— Start —
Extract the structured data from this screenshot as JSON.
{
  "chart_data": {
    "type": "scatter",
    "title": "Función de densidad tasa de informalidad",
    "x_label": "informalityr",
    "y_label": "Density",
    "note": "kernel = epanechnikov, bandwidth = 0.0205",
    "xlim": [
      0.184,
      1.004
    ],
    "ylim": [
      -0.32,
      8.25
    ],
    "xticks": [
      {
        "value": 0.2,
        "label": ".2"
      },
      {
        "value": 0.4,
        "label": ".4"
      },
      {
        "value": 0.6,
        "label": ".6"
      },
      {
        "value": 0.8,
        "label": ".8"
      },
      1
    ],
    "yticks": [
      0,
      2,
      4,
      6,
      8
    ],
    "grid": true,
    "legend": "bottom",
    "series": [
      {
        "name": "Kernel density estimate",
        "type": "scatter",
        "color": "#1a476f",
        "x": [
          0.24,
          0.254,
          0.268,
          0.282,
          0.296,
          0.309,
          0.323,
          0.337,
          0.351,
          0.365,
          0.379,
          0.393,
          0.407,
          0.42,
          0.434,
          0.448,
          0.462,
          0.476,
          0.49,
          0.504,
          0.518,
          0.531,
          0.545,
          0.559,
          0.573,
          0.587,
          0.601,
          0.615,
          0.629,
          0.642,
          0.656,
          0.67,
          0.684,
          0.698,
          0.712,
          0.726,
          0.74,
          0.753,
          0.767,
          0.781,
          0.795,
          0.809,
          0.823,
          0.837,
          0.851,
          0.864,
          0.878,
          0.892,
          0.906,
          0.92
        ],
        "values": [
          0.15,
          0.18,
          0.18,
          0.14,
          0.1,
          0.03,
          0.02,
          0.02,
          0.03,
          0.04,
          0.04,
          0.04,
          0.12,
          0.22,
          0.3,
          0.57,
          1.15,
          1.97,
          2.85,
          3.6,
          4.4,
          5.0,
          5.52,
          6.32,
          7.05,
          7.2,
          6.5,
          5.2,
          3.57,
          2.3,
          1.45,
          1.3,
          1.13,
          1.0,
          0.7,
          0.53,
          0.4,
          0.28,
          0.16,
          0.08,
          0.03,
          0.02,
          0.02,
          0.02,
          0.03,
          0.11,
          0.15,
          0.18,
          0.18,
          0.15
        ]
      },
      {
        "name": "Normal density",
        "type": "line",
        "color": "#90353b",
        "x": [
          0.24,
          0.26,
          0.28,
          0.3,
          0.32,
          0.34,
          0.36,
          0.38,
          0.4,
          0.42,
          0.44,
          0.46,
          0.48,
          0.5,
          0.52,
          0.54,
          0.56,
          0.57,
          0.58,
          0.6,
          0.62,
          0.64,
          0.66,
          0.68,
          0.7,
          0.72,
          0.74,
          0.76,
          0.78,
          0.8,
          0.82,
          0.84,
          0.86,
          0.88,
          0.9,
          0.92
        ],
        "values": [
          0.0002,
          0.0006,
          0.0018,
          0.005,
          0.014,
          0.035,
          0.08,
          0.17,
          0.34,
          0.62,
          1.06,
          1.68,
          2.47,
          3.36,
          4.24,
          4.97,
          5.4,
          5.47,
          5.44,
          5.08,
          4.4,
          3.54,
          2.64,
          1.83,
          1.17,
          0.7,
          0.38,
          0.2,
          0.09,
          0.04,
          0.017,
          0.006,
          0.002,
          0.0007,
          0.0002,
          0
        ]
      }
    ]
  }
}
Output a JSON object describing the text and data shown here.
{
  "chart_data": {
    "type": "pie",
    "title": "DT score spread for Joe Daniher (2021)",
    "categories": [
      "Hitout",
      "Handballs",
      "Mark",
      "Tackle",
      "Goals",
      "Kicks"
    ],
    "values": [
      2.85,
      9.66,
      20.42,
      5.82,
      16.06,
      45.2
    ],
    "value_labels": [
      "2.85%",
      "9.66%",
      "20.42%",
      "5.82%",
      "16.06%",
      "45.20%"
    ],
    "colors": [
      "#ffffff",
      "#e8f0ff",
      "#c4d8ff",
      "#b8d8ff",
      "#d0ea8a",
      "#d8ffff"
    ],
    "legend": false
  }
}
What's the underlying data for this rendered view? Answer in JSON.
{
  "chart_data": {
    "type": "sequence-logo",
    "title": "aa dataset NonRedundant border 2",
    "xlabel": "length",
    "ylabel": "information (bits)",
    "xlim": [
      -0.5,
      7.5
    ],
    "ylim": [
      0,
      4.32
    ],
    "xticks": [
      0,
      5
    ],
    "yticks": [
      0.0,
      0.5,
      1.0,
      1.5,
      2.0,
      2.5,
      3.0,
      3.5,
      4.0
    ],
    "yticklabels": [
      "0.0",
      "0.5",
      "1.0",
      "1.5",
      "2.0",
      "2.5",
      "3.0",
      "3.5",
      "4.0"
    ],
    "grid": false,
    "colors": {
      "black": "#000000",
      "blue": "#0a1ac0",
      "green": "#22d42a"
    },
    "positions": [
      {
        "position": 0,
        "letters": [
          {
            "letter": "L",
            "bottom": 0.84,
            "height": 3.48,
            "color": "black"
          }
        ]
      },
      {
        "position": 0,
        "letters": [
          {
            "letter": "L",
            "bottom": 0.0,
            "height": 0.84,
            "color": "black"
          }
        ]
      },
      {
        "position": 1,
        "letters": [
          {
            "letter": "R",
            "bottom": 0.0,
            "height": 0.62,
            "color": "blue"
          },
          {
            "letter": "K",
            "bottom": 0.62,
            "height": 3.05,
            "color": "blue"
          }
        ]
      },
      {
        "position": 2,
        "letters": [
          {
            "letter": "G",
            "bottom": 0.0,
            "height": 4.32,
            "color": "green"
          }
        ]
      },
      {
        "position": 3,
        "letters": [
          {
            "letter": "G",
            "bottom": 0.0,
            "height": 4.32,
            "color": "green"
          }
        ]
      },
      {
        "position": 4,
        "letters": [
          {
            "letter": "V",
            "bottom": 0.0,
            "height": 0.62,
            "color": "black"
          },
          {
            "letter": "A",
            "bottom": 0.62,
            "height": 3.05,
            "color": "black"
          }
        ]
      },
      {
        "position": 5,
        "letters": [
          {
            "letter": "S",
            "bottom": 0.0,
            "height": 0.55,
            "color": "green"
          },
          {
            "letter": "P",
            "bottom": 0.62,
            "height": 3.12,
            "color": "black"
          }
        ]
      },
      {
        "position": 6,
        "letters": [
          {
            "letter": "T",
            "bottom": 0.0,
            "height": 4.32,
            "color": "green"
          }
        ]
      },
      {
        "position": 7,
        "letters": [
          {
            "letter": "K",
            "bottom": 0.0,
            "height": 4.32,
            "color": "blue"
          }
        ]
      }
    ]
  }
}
— End —
Aim:
Extract the full listing above without alteration.

Expected answer:
Extract the structured data from this screenshot as JSON.
{
  "chart_data": {
    "type": "scatter",
    "title": "Función de densidad tasa de informalidad",
    "x_label": "informalityr",
    "y_label": "Density",
    "note": "kernel = epanechnikov, bandwidth = 0.0205",
    "xlim": [
      0.184,
      1.004
    ],
    "ylim": [
      -0.32,
      8.25
    ],
    "xticks": [
      {
        "value": 0.2,
        "label": ".2"
      },
      {
        "value": 0.4,
        "label": ".4"
      },
      {
        "value": 0.6,
        "label": ".6"
      },
      {
        "value": 0.8,
        "label": ".8"
      },
      1
    ],
    "yticks": [
      0,
      2,
      4,
      6,
      8
    ],
    "grid": true,
    "legend": "bottom",
    "series": [
      {
        "name": "Kernel density estimate",
        "type": "scatter",
        "color": "#1a476f",
        "x": [
          0.24,
          0.254,
          0.268,
          0.282,
          0.296,
          0.309,
          0.323,
          0.337,
          0.351,
          0.365,
          0.379,
          0.393,
          0.407,
          0.42,
          0.434,
          0.448,
          0.462,
          0.476,
          0.49,
          0.504,
          0.518,
          0.531,
          0.545,
          0.559,
          0.573,
          0.587,
          0.601,
          0.615,
          0.629,
          0.642,
          0.656,
          0.67,
          0.684,
          0.698,
          0.712,
          0.726,
          0.74,
          0.753,
          0.767,
          0.781,
          0.795,
          0.809,
          0.823,
          0.837,
          0.851,
          0.864,
          0.878,
          0.892,
          0.906,
          0.92
        ],
        "values": [
          0.15,
          0.18,
          0.18,
          0.14,
          0.1,
          0.03,
          0.02,
          0.02,
          0.03,
          0.04,
          0.04,
          0.04,
          0.12,
          0.22,
          0.3,
          0.57,
          1.15,
          1.97,
          2.85,
          3.6,
          4.4,
          5.0,
          5.52,
          6.32,
          7.05,
          7.2,
          6.5,
          5.2,
          3.57,
          2.3,
          1.45,
          1.3,
          1.13,
          1.0,
          0.7,
          0.53,
          0.4,
          0.28,
          0.16,
          0.08,
          0.03,
          0.02,
          0.02,
          0.02,
          0.03,
          0.11,
          0.15,
          0.18,
          0.18,
          0.15
        ]
      },
      {
        "name": "Normal density",
        "type": "line",
        "color": "#90353b",
        "x": [
          0.24,
          0.26,
          0.28,
          0.3,
          0.32,
          0.34,
          0.36,
          0.38,
          0.4,
          0.42,
          0.44,
          0.46,
          0.48,
          0.5,
          0.52,
          0.54,
          0.56,
          0.57,
          0.58,
          0.6,
          0.62,
          0.64,
          0.66,
          0.68,
          0.7,
          0.72,
          0.74,
          0.76,
          0.78,
          0.8,
          0.82,
          0.84,
          0.86,
          0.88,
          0.9,
          0.92
        ],
        "values": [
          0.0002,
          0.0006,
          0.0018,
          0.005,
          0.014,
          0.035,
          0.08,
          0.17,
          0.34,
          0.62,
          1.06,
          1.68,
          2.47,
          3.36,
          4.24,
          4.97,
          5.4,
          5.47,
          5.44,
          5.08,
          4.4,
          3.54,
          2.64,
          1.83,
          1.17,
          0.7,
          0.38,
          0.2,
          0.09,
          0.04,
          0.017,
          0.006,
          0.002,
          0.0007,
          0.0002,
          0
        ]
      }
    ]
  }
}
Output a JSON object describing the text and data shown here.
{
  "chart_data": {
    "type": "pie",
    "title": "DT score spread for Joe Daniher (2021)",
    "categories": [
      "Hitout",
      "Handballs",
      "Mark",
      "Tackle",
      "Goals",
      "Kicks"
    ],
    "values": [
      2.85,
      9.66,
      20.42,
      5.82,
      16.06,
      45.2
    ],
    "value_labels": [
      "2.85%",
      "9.66%",
      "20.42%",
      "5.82%",
      "16.06%",
      "45.20%"
    ],
    "colors": [
      "#ffffff",
      "#e8f0ff",
      "#c4d8ff",
      "#b8d8ff",
      "#d0ea8a",
      "#d8ffff"
    ],
    "legend": false
  }
}
What's the underlying data for this rendered view? Answer in JSON.
{
  "chart_data": {
    "type": "sequence-logo",
    "title": "aa dataset NonRedundant border 2",
    "xlabel": "length",
    "ylabel": "information (bits)",
    "xlim": [
      -0.5,
      7.5
    ],
    "ylim": [
      0,
      4.32
    ],
    "xticks": [
      0,
      5
    ],
    "yticks": [
      0.0,
      0.5,
      1.0,
      1.5,
      2.0,
      2.5,
      3.0,
      3.5,
      4.0
    ],
    "yticklabels": [
      "0.0",
      "0.5",
      "1.0",
      "1.5",
      "2.0",
      "2.5",
      "3.0",
      "3.5",
      "4.0"
    ],
    "grid": false,
    "colors": {
      "black": "#000000",
      "blue": "#0a1ac0",
      "green": "#22d42a"
    },
    "positions": [
      {
        "position": 0,
        "letters": [
          {
            "letter": "L",
            "bottom": 0.84,
            "height": 3.48,
            "color": "black"
          }
        ]
      },
      {
        "position": 0,
        "letters": [
          {
            "letter": "L",
            "bottom": 0.0,
            "height": 0.84,
            "color": "black"
          }
        ]
      },
      {
        "position": 1,
        "letters": [
          {
            "letter": "R",
            "bottom": 0.0,
            "height": 0.62,
            "color": "blue"
          },
          {
            "letter": "K",
            "bottom": 0.62,
            "height": 3.05,
            "color": "blue"
          }
        ]
      },
      {
        "position": 2,
        "letters": [
          {
            "letter": "G",
            "bottom": 0.0,
            "height": 4.32,
            "color": "green"
          }
        ]
      },
      {
        "position": 3,
        "letters": [
          {
            "letter": "G",
            "bottom": 0.0,
            "height": 4.32,
            "color": "green"
          }
        ]
      },
      {
        "position": 4,
        "letters": [
          {
            "letter": "V",
            "bottom": 0.0,
            "height": 0.62,
            "color": "black"
          },
          {
            "letter": "A",
            "bottom": 0.62,
            "height": 3.05,
            "color": "black"
          }
        ]
      },
      {
        "position": 5,
        "letters": [
          {
            "letter": "S",
            "bottom": 0.0,
            "height": 0.55,
            "color": "green"
          },
          {
            "letter": "P",
            "bottom": 0.62,
            "height": 3.12,
            "color": "black"
          }
        ]
      },
      {
        "position": 6,
        "letters": [
          {
            "letter": "T",
            "bottom": 0.0,
            "height": 4.32,
            "color": "green"
          }
        ]
      },
      {
        "position": 7,
        "letters": [
          {
            "letter": "K",
            "bottom": 0.0,
            "height": 4.32,
            "color": "blue"
          }
        ]
      }
    ]
  }
}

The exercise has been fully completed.